- **DO THIS**
Could you transcribe every record below exactly as written, leaving out any pictures?

- **THE DATA**

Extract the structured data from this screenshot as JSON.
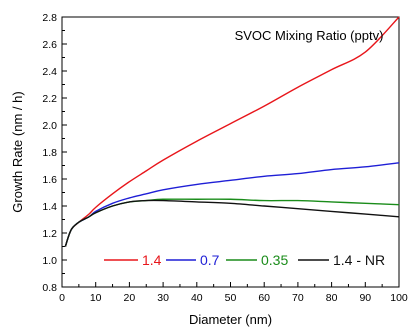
{
  "chart_data": {
    "type": "line",
    "title": "SVOC Mixing Ratio (pptv)",
    "xlabel": "Diameter (nm)",
    "ylabel": "Growth Rate (nm / h)",
    "xlim": [
      0,
      100
    ],
    "ylim": [
      0.8,
      2.8
    ],
    "x_ticks": [
      "0",
      "10",
      "20",
      "30",
      "40",
      "50",
      "60",
      "70",
      "80",
      "90",
      "100"
    ],
    "y_ticks": [
      "0.8",
      "1.0",
      "1.2",
      "1.4",
      "1.6",
      "1.8",
      "2.0",
      "2.2",
      "2.4",
      "2.6",
      "2.8"
    ],
    "grid": false,
    "legend_position": "bottom-right",
    "series": [
      {
        "name": "1.4",
        "color": "#e8161b",
        "points": [
          [
            1,
            1.1
          ],
          [
            2,
            1.18
          ],
          [
            3,
            1.235
          ],
          [
            5,
            1.28
          ],
          [
            8,
            1.34
          ],
          [
            10,
            1.39
          ],
          [
            15,
            1.49
          ],
          [
            20,
            1.58
          ],
          [
            25,
            1.66
          ],
          [
            30,
            1.74
          ],
          [
            40,
            1.88
          ],
          [
            50,
            2.01
          ],
          [
            60,
            2.14
          ],
          [
            70,
            2.28
          ],
          [
            80,
            2.41
          ],
          [
            90,
            2.54
          ],
          [
            100,
            2.8
          ]
        ]
      },
      {
        "name": "0.7",
        "color": "#1f1fd6",
        "points": [
          [
            1,
            1.1
          ],
          [
            2,
            1.18
          ],
          [
            3,
            1.235
          ],
          [
            5,
            1.28
          ],
          [
            8,
            1.32
          ],
          [
            10,
            1.36
          ],
          [
            15,
            1.42
          ],
          [
            20,
            1.46
          ],
          [
            25,
            1.49
          ],
          [
            30,
            1.52
          ],
          [
            40,
            1.56
          ],
          [
            50,
            1.59
          ],
          [
            60,
            1.62
          ],
          [
            70,
            1.64
          ],
          [
            80,
            1.67
          ],
          [
            90,
            1.69
          ],
          [
            100,
            1.72
          ]
        ]
      },
      {
        "name": "0.35",
        "color": "#1a8c1a",
        "points": [
          [
            1,
            1.1
          ],
          [
            2,
            1.18
          ],
          [
            3,
            1.235
          ],
          [
            5,
            1.28
          ],
          [
            8,
            1.32
          ],
          [
            10,
            1.35
          ],
          [
            15,
            1.4
          ],
          [
            20,
            1.43
          ],
          [
            25,
            1.44
          ],
          [
            30,
            1.45
          ],
          [
            40,
            1.45
          ],
          [
            50,
            1.45
          ],
          [
            60,
            1.44
          ],
          [
            70,
            1.44
          ],
          [
            80,
            1.43
          ],
          [
            90,
            1.42
          ],
          [
            100,
            1.41
          ]
        ]
      },
      {
        "name": "1.4 - NR",
        "color": "#111111",
        "points": [
          [
            1,
            1.1
          ],
          [
            2,
            1.18
          ],
          [
            3,
            1.235
          ],
          [
            5,
            1.28
          ],
          [
            8,
            1.32
          ],
          [
            10,
            1.35
          ],
          [
            15,
            1.4
          ],
          [
            20,
            1.43
          ],
          [
            25,
            1.44
          ],
          [
            30,
            1.44
          ],
          [
            40,
            1.43
          ],
          [
            50,
            1.42
          ],
          [
            60,
            1.4
          ],
          [
            70,
            1.38
          ],
          [
            80,
            1.36
          ],
          [
            90,
            1.34
          ],
          [
            100,
            1.32
          ]
        ]
      }
    ]
  }
}
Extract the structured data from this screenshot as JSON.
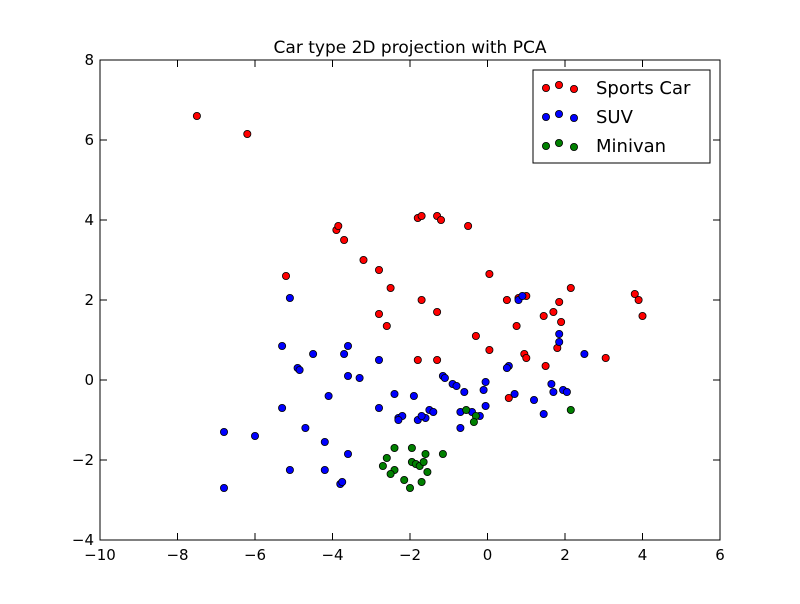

- **WRITTEN SOLUTION**
Extract the structured data from this screenshot as JSON.
{
  "chart_data": {
    "type": "line",
    "title": "SVOC Mixing Ratio (pptv)",
    "xlabel": "Diameter (nm)",
    "ylabel": "Growth Rate (nm / h)",
    "xlim": [
      0,
      100
    ],
    "ylim": [
      0.8,
      2.8
    ],
    "x_ticks": [
      "0",
      "10",
      "20",
      "30",
      "40",
      "50",
      "60",
      "70",
      "80",
      "90",
      "100"
    ],
    "y_ticks": [
      "0.8",
      "1.0",
      "1.2",
      "1.4",
      "1.6",
      "1.8",
      "2.0",
      "2.2",
      "2.4",
      "2.6",
      "2.8"
    ],
    "grid": false,
    "legend_position": "bottom-right",
    "series": [
      {
        "name": "1.4",
        "color": "#e8161b",
        "points": [
          [
            1,
            1.1
          ],
          [
            2,
            1.18
          ],
          [
            3,
            1.235
          ],
          [
            5,
            1.28
          ],
          [
            8,
            1.34
          ],
          [
            10,
            1.39
          ],
          [
            15,
            1.49
          ],
          [
            20,
            1.58
          ],
          [
            25,
            1.66
          ],
          [
            30,
            1.74
          ],
          [
            40,
            1.88
          ],
          [
            50,
            2.01
          ],
          [
            60,
            2.14
          ],
          [
            70,
            2.28
          ],
          [
            80,
            2.41
          ],
          [
            90,
            2.54
          ],
          [
            100,
            2.8
          ]
        ]
      },
      {
        "name": "0.7",
        "color": "#1f1fd6",
        "points": [
          [
            1,
            1.1
          ],
          [
            2,
            1.18
          ],
          [
            3,
            1.235
          ],
          [
            5,
            1.28
          ],
          [
            8,
            1.32
          ],
          [
            10,
            1.36
          ],
          [
            15,
            1.42
          ],
          [
            20,
            1.46
          ],
          [
            25,
            1.49
          ],
          [
            30,
            1.52
          ],
          [
            40,
            1.56
          ],
          [
            50,
            1.59
          ],
          [
            60,
            1.62
          ],
          [
            70,
            1.64
          ],
          [
            80,
            1.67
          ],
          [
            90,
            1.69
          ],
          [
            100,
            1.72
          ]
        ]
      },
      {
        "name": "0.35",
        "color": "#1a8c1a",
        "points": [
          [
            1,
            1.1
          ],
          [
            2,
            1.18
          ],
          [
            3,
            1.235
          ],
          [
            5,
            1.28
          ],
          [
            8,
            1.32
          ],
          [
            10,
            1.35
          ],
          [
            15,
            1.4
          ],
          [
            20,
            1.43
          ],
          [
            25,
            1.44
          ],
          [
            30,
            1.45
          ],
          [
            40,
            1.45
          ],
          [
            50,
            1.45
          ],
          [
            60,
            1.44
          ],
          [
            70,
            1.44
          ],
          [
            80,
            1.43
          ],
          [
            90,
            1.42
          ],
          [
            100,
            1.41
          ]
        ]
      },
      {
        "name": "1.4 - NR",
        "color": "#111111",
        "points": [
          [
            1,
            1.1
          ],
          [
            2,
            1.18
          ],
          [
            3,
            1.235
          ],
          [
            5,
            1.28
          ],
          [
            8,
            1.32
          ],
          [
            10,
            1.35
          ],
          [
            15,
            1.4
          ],
          [
            20,
            1.43
          ],
          [
            25,
            1.44
          ],
          [
            30,
            1.44
          ],
          [
            40,
            1.43
          ],
          [
            50,
            1.42
          ],
          [
            60,
            1.4
          ],
          [
            70,
            1.38
          ],
          [
            80,
            1.36
          ],
          [
            90,
            1.34
          ],
          [
            100,
            1.32
          ]
        ]
      }
    ]
  }
}
Extract the structured data from this screenshot as JSON.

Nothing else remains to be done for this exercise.